What needs to be done: Your task is to output all the records below, word for word.

--- Begin Provided data ---

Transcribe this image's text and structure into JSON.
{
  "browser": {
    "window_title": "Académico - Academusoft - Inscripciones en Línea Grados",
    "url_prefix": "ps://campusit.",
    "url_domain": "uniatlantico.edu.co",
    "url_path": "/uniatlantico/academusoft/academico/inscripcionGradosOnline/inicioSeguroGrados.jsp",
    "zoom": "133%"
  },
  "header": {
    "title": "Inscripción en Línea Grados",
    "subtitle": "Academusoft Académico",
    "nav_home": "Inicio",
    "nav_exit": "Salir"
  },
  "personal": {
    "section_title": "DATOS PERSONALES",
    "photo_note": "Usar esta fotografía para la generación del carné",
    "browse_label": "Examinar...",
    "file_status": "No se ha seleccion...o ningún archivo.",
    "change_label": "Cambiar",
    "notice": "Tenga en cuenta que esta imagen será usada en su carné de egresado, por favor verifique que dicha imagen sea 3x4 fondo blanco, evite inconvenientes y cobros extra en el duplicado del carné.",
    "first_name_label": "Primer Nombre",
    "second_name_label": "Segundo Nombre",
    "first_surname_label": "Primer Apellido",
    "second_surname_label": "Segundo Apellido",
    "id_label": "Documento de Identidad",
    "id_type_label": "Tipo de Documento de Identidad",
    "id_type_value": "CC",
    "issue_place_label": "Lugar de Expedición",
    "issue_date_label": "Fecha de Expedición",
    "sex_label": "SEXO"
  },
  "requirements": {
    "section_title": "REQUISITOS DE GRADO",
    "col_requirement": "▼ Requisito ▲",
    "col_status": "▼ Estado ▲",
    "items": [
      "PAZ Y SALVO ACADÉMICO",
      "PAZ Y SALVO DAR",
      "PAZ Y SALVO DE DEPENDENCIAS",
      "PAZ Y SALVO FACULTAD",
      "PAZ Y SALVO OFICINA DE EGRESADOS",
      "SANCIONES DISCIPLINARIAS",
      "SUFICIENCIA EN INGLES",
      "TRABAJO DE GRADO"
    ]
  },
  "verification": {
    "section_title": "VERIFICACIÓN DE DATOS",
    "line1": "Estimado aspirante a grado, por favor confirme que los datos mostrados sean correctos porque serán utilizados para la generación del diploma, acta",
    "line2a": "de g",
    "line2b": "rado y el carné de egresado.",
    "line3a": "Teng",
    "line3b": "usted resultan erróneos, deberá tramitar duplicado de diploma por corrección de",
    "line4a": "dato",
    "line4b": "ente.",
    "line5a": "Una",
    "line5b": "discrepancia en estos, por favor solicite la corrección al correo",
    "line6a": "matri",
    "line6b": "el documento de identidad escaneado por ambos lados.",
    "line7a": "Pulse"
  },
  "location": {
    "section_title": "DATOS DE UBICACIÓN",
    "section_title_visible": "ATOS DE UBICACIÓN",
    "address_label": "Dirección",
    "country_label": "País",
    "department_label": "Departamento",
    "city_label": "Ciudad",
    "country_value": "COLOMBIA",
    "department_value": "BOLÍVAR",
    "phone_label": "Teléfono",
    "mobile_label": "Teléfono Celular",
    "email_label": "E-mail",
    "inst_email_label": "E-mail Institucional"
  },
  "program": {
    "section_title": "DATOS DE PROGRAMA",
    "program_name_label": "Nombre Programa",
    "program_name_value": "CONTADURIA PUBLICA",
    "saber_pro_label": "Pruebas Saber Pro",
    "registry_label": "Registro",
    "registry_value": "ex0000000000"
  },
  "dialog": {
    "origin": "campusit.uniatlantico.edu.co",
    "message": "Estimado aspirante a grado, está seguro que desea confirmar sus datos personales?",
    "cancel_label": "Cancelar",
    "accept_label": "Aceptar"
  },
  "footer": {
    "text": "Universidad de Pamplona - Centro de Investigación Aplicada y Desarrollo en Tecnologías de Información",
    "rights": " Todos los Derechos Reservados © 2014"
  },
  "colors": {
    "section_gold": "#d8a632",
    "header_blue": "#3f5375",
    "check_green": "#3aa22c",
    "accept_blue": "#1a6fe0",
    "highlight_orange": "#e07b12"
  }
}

--- End Provided data ---

Written response:
Transcribe this image's text and structure into JSON.
{
  "browser": {
    "window_title": "Académico - Academusoft - Inscripciones en Línea Grados",
    "url_prefix": "ps://campusit.",
    "url_domain": "uniatlantico.edu.co",
    "url_path": "/uniatlantico/academusoft/academico/inscripcionGradosOnline/inicioSeguroGrados.jsp",
    "zoom": "133%"
  },
  "header": {
    "title": "Inscripción en Línea Grados",
    "subtitle": "Academusoft Académico",
    "nav_home": "Inicio",
    "nav_exit": "Salir"
  },
  "personal": {
    "section_title": "DATOS PERSONALES",
    "photo_note": "Usar esta fotografía para la generación del carné",
    "browse_label": "Examinar...",
    "file_status": "No se ha seleccion...o ningún archivo.",
    "change_label": "Cambiar",
    "notice": "Tenga en cuenta que esta imagen será usada en su carné de egresado, por favor verifique que dicha imagen sea 3x4 fondo blanco, evite inconvenientes y cobros extra en el duplicado del carné.",
    "first_name_label": "Primer Nombre",
    "second_name_label": "Segundo Nombre",
    "first_surname_label": "Primer Apellido",
    "second_surname_label": "Segundo Apellido",
    "id_label": "Documento de Identidad",
    "id_type_label": "Tipo de Documento de Identidad",
    "id_type_value": "CC",
    "issue_place_label": "Lugar de Expedición",
    "issue_date_label": "Fecha de Expedición",
    "sex_label": "SEXO"
  },
  "requirements": {
    "section_title": "REQUISITOS DE GRADO",
    "col_requirement": "▼ Requisito ▲",
    "col_status": "▼ Estado ▲",
    "items": [
      "PAZ Y SALVO ACADÉMICO",
      "PAZ Y SALVO DAR",
      "PAZ Y SALVO DE DEPENDENCIAS",
      "PAZ Y SALVO FACULTAD",
      "PAZ Y SALVO OFICINA DE EGRESADOS",
      "SANCIONES DISCIPLINARIAS",
      "SUFICIENCIA EN INGLES",
      "TRABAJO DE GRADO"
    ]
  },
  "verification": {
    "section_title": "VERIFICACIÓN DE DATOS",
    "line1": "Estimado aspirante a grado, por favor confirme que los datos mostrados sean correctos porque serán utilizados para la generación del diploma, acta",
    "line2a": "de g",
    "line2b": "rado y el carné de egresado.",
    "line3a": "Teng",
    "line3b": "usted resultan erróneos, deberá tramitar duplicado de diploma por corrección de",
    "line4a": "dato",
    "line4b": "ente.",
    "line5a": "Una",
    "line5b": "discrepancia en estos, por favor solicite la corrección al correo",
    "line6a": "matri",
    "line6b": "el documento de identidad escaneado por ambos lados.",
    "line7a": "Pulse"
  },
  "location": {
    "section_title": "DATOS DE UBICACIÓN",
    "section_title_visible": "ATOS DE UBICACIÓN",
    "address_label": "Dirección",
    "country_label": "País",
    "department_label": "Departamento",
    "city_label": "Ciudad",
    "country_value": "COLOMBIA",
    "department_value": "BOLÍVAR",
    "phone_label": "Teléfono",
    "mobile_label": "Teléfono Celular",
    "email_label": "E-mail",
    "inst_email_label": "E-mail Institucional"
  },
  "program": {
    "section_title": "DATOS DE PROGRAMA",
    "program_name_label": "Nombre Programa",
    "program_name_value": "CONTADURIA PUBLICA",
    "saber_pro_label": "Pruebas Saber Pro",
    "registry_label": "Registro",
    "registry_value": "ex0000000000"
  },
  "dialog": {
    "origin": "campusit.uniatlantico.edu.co",
    "message": "Estimado aspirante a grado, está seguro que desea confirmar sus datos personales?",
    "cancel_label": "Cancelar",
    "accept_label": "Aceptar"
  },
  "footer": {
    "text": "Universidad de Pamplona - Centro de Investigación Aplicada y Desarrollo en Tecnologías de Información",
    "rights": " Todos los Derechos Reservados © 2014"
  },
  "colors": {
    "section_gold": "#d8a632",
    "header_blue": "#3f5375",
    "check_green": "#3aa22c",
    "accept_blue": "#1a6fe0",
    "highlight_orange": "#e07b12"
  }
}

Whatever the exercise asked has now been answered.